**Instruction**. Pick out the lines in the listing below that contain the word "name" and copy them.

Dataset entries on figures
★ ★ ★ ★
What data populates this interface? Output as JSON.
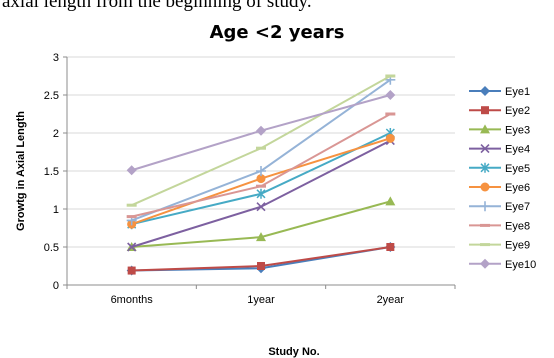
{
  "caption_fragment": "axial length from the beginning of study.",
  "chart_data": {
    "type": "line",
    "title": "Age <2 years",
    "xlabel": "Study No.",
    "ylabel": "Growtg in Axial Length",
    "categories": [
      "6months",
      "1year",
      "2year"
    ],
    "ylim": [
      0,
      3
    ],
    "yticks": [
      "0",
      "0.5",
      "1",
      "1.5",
      "2",
      "2.5",
      "3"
    ],
    "grid": true,
    "legend_position": "right",
    "series": [
      {
        "name": "Eye1",
        "values": [
          0.19,
          0.22,
          0.5
        ],
        "color": "#4a7ebb",
        "marker": "diamond"
      },
      {
        "name": "Eye2",
        "values": [
          0.19,
          0.25,
          0.5
        ],
        "color": "#be4b48",
        "marker": "square"
      },
      {
        "name": "Eye3",
        "values": [
          0.5,
          0.63,
          1.1
        ],
        "color": "#98b954",
        "marker": "triangle"
      },
      {
        "name": "Eye4",
        "values": [
          0.5,
          1.03,
          1.9
        ],
        "color": "#7d60a0",
        "marker": "x"
      },
      {
        "name": "Eye5",
        "values": [
          0.8,
          1.2,
          2.0
        ],
        "color": "#46aac5",
        "marker": "star"
      },
      {
        "name": "Eye6",
        "values": [
          0.8,
          1.4,
          1.93
        ],
        "color": "#f69240",
        "marker": "circle"
      },
      {
        "name": "Eye7",
        "values": [
          0.85,
          1.5,
          2.7
        ],
        "color": "#95b3d7",
        "marker": "plus"
      },
      {
        "name": "Eye8",
        "values": [
          0.9,
          1.3,
          2.25
        ],
        "color": "#d99694",
        "marker": "dash"
      },
      {
        "name": "Eye9",
        "values": [
          1.05,
          1.8,
          2.75
        ],
        "color": "#c3d69b",
        "marker": "dash"
      },
      {
        "name": "Eye10",
        "values": [
          1.51,
          2.03,
          2.5
        ],
        "color": "#b3a2c7",
        "marker": "diamond"
      }
    ]
  }
}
★ ★ ★ ★
**Solution**.
        "name": "Eye1",
        "name": "Eye2",
        "name": "Eye3",
        "name": "Eye4",
        "name": "Eye5",
        "name": "Eye6",
        "name": "Eye7",
        "name": "Eye8",
        "name": "Eye9",
        "name": "Eye10",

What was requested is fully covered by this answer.